Activity: Please reproduce the data exactly, though every picture must stay out.

---------------

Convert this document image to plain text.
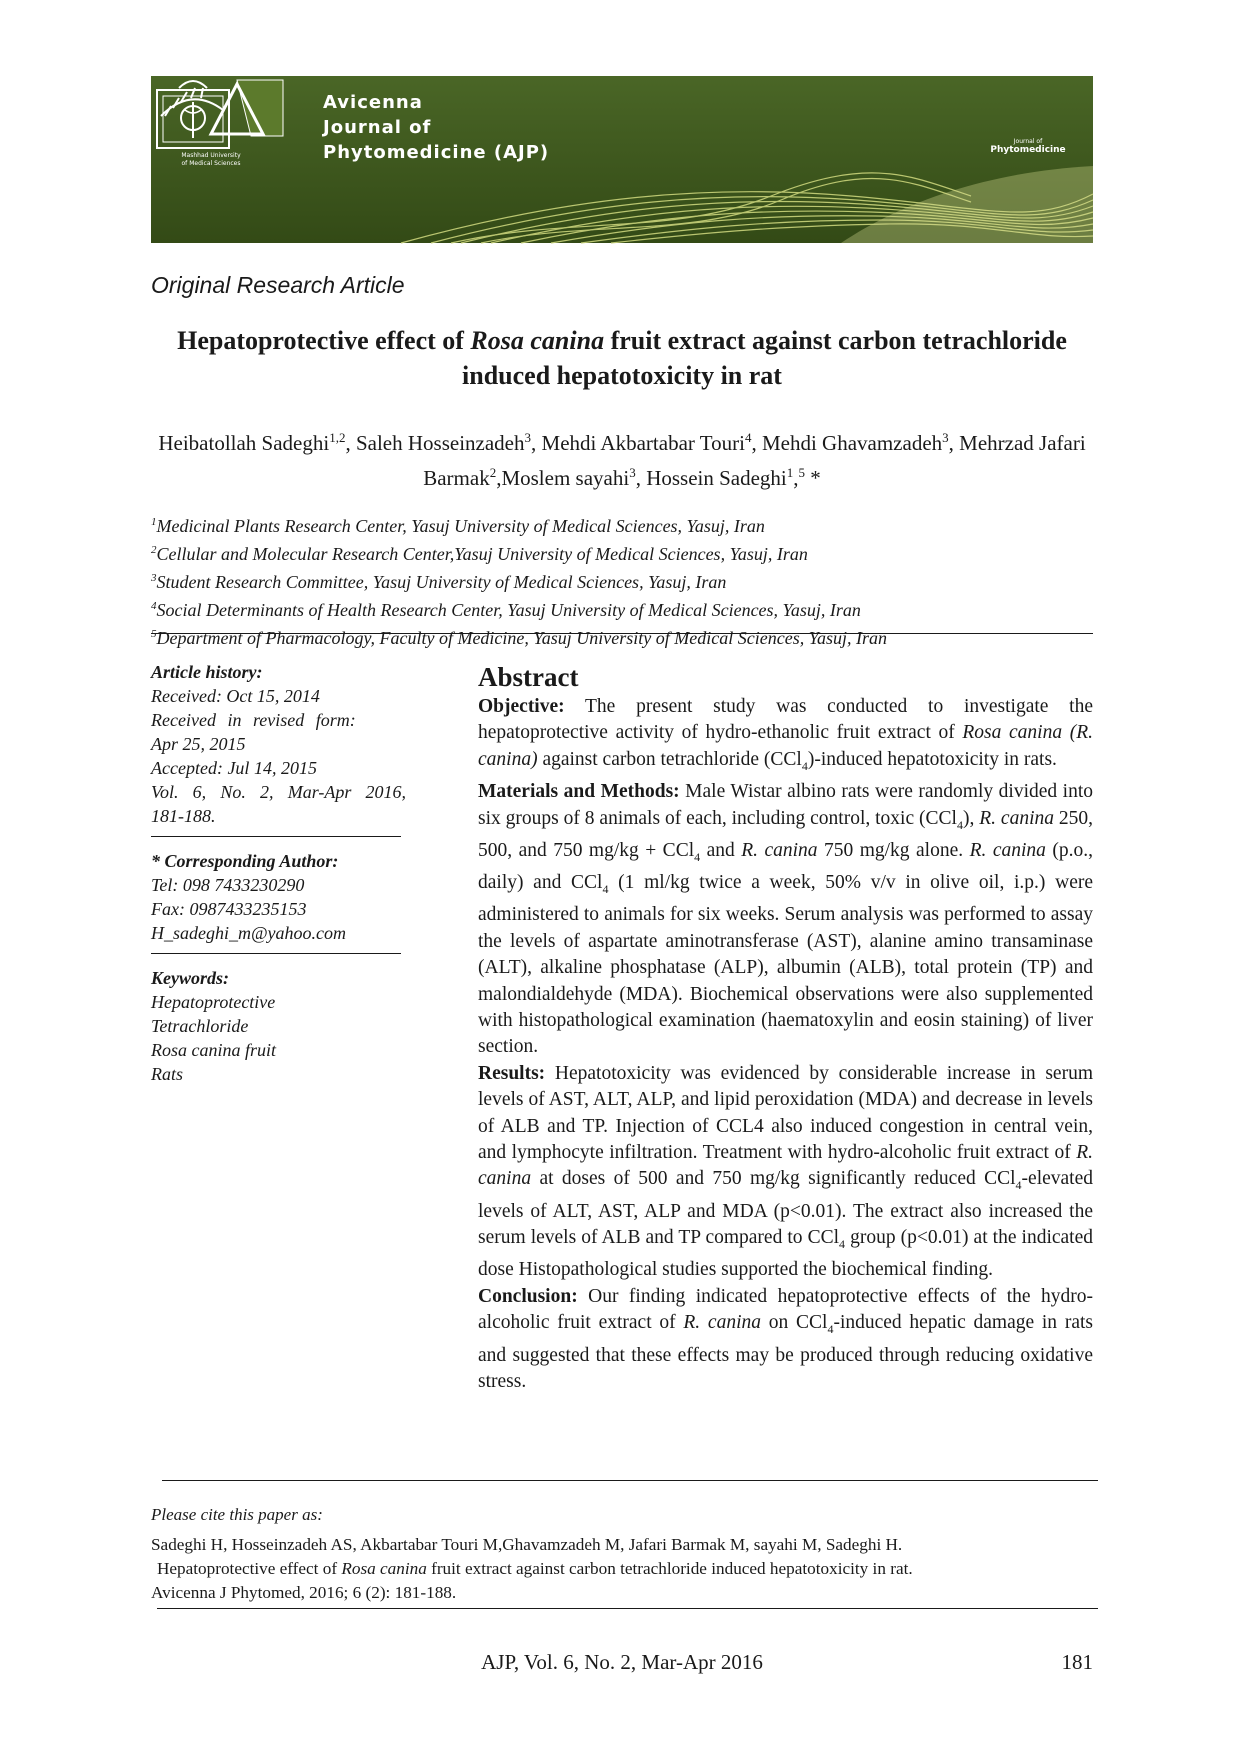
Mashhad University
of Medical Sciences
Avicenna
Journal of
Phytomedicine (AJP)
Journal of
Phytomedicine
vicenna
Original Research Article
Hepatoprotective effect of Rosa canina fruit extract against carbon tetrachloride induced hepatotoxicity in rat
Heibatollah Sadeghi$^{1,2}$, Saleh Hosseinzadeh$^3$, Mehdi Akbartabar Touri$^4$, Mehdi Ghavamzadeh$^3$, Mehrzad Jafari Barmak$^2$,Moslem sayahi$^3$, Hossein Sadeghi$^1$,$^5$ *
$^1$Medicinal Plants Research Center, Yasuj University of Medical Sciences, Yasuj, Iran
$^2$Cellular and Molecular Research Center,Yasuj University of Medical Sciences, Yasuj, Iran
$^3$Student Research Committee, Yasuj University of Medical Sciences, Yasuj, Iran
$^4$Social Determinants of Health Research Center, Yasuj University of Medical Sciences, Yasuj, Iran
$^5$Department of Pharmacology, Faculty of Medicine, Yasuj University of Medical Sciences, Yasuj, Iran
Article history:
Received: Oct 15, 2014
Received in revised form:
Apr 25, 2015
Accepted: Jul 14, 2015
Vol. 6, No. 2, Mar-Apr 2016, 181-188.
* Corresponding Author:
Tel: 098 7433230290
Fax: 0987433235153
H_sadeghi_m@yahoo.com
Keywords:
Hepatoprotective
Tetrachloride
Rosa canina fruit
Rats
Abstract

Objective: The present study was conducted to investigate the hepatoprotective activity of hydro-ethanolic fruit extract of Rosa canina (R. canina) against carbon tetrachloride (CCl$_4$)-induced hepatotoxicity in rats.

Materials and Methods: Male Wistar albino rats were randomly divided into six groups of 8 animals of each, including control, toxic (CCl$_4$), R. canina 250, 500, and 750 mg/kg + CCl$_4$ and R. canina 750 mg/kg alone. R. canina (p.o., daily) and CCl$_4$ (1 ml/kg twice a week, 50% v/v in olive oil, i.p.) were administered to animals for six weeks. Serum analysis was performed to assay the levels of aspartate aminotransferase (AST), alanine amino transaminase (ALT), alkaline phosphatase (ALP), albumin (ALB), total protein (TP) and malondialdehyde (MDA). Biochemical observations were also supplemented with histopathological examination (haematoxylin and eosin staining) of liver section.

Results: Hepatotoxicity was evidenced by considerable increase in serum levels of AST, ALT, ALP, and lipid peroxidation (MDA) and decrease in levels of ALB and TP. Injection of CCL4 also induced congestion in central vein, and lymphocyte infiltration. Treatment with hydro-alcoholic fruit extract of R. canina at doses of 500 and 750 mg/kg significantly reduced CCl$_4$-elevated levels of ALT, AST, ALP and MDA (p<0.01). The extract also increased the serum levels of ALB and TP compared to CCl$_4$ group (p<0.01) at the indicated dose Histopathological studies supported the biochemical finding.

Conclusion: Our finding indicated hepatoprotective effects of the hydro-alcoholic fruit extract of R. canina on CCl$_4$-induced hepatic damage in rats and suggested that these effects may be produced through reducing oxidative stress.

Please cite this paper as:
Sadeghi H, Hosseinzadeh AS, Akbartabar Touri M,Ghavamzadeh M, Jafari Barmak M, sayahi M, Sadeghi H.
Hepatoprotective effect of Rosa canina fruit extract against carbon tetrachloride induced hepatotoxicity in rat.
Avicenna J Phytomed, 2016; 6 (2): 181-188.
AJP, Vol. 6, No. 2, Mar-Apr 2016	181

---------------

Problem solution:
Convert this document image to plain text.
Mashhad University
of Medical Sciences
Avicenna
Journal of
Phytomedicine (AJP)
Journal of
Phytomedicine
vicenna
Original Research Article
Hepatoprotective effect of Rosa canina fruit extract against carbon tetrachloride induced hepatotoxicity in rat
Heibatollah Sadeghi$^{1,2}$, Saleh Hosseinzadeh$^3$, Mehdi Akbartabar Touri$^4$, Mehdi Ghavamzadeh$^3$, Mehrzad Jafari Barmak$^2$,Moslem sayahi$^3$, Hossein Sadeghi$^1$,$^5$ *
$^1$Medicinal Plants Research Center, Yasuj University of Medical Sciences, Yasuj, Iran
$^2$Cellular and Molecular Research Center,Yasuj University of Medical Sciences, Yasuj, Iran
$^3$Student Research Committee, Yasuj University of Medical Sciences, Yasuj, Iran
$^4$Social Determinants of Health Research Center, Yasuj University of Medical Sciences, Yasuj, Iran
$^5$Department of Pharmacology, Faculty of Medicine, Yasuj University of Medical Sciences, Yasuj, Iran
Article history:
Received: Oct 15, 2014
Received in revised form:
Apr 25, 2015
Accepted: Jul 14, 2015
Vol. 6, No. 2, Mar-Apr 2016, 181-188.
* Corresponding Author:
Tel: 098 7433230290
Fax: 0987433235153
H_sadeghi_m@yahoo.com
Keywords:
Hepatoprotective
Tetrachloride
Rosa canina fruit
Rats
Abstract

Objective: The present study was conducted to investigate the hepatoprotective activity of hydro-ethanolic fruit extract of Rosa canina (R. canina) against carbon tetrachloride (CCl$_4$)-induced hepatotoxicity in rats.

Materials and Methods: Male Wistar albino rats were randomly divided into six groups of 8 animals of each, including control, toxic (CCl$_4$), R. canina 250, 500, and 750 mg/kg + CCl$_4$ and R. canina 750 mg/kg alone. R. canina (p.o., daily) and CCl$_4$ (1 ml/kg twice a week, 50% v/v in olive oil, i.p.) were administered to animals for six weeks. Serum analysis was performed to assay the levels of aspartate aminotransferase (AST), alanine amino transaminase (ALT), alkaline phosphatase (ALP), albumin (ALB), total protein (TP) and malondialdehyde (MDA). Biochemical observations were also supplemented with histopathological examination (haematoxylin and eosin staining) of liver section.

Results: Hepatotoxicity was evidenced by considerable increase in serum levels of AST, ALT, ALP, and lipid peroxidation (MDA) and decrease in levels of ALB and TP. Injection of CCL4 also induced congestion in central vein, and lymphocyte infiltration. Treatment with hydro-alcoholic fruit extract of R. canina at doses of 500 and 750 mg/kg significantly reduced CCl$_4$-elevated levels of ALT, AST, ALP and MDA (p<0.01). The extract also increased the serum levels of ALB and TP compared to CCl$_4$ group (p<0.01) at the indicated dose Histopathological studies supported the biochemical finding.

Conclusion: Our finding indicated hepatoprotective effects of the hydro-alcoholic fruit extract of R. canina on CCl$_4$-induced hepatic damage in rats and suggested that these effects may be produced through reducing oxidative stress.

Please cite this paper as:
Sadeghi H, Hosseinzadeh AS, Akbartabar Touri M,Ghavamzadeh M, Jafari Barmak M, sayahi M, Sadeghi H.
Hepatoprotective effect of Rosa canina fruit extract against carbon tetrachloride induced hepatotoxicity in rat.
Avicenna J Phytomed, 2016; 6 (2): 181-188.
AJP, Vol. 6, No. 2, Mar-Apr 2016	181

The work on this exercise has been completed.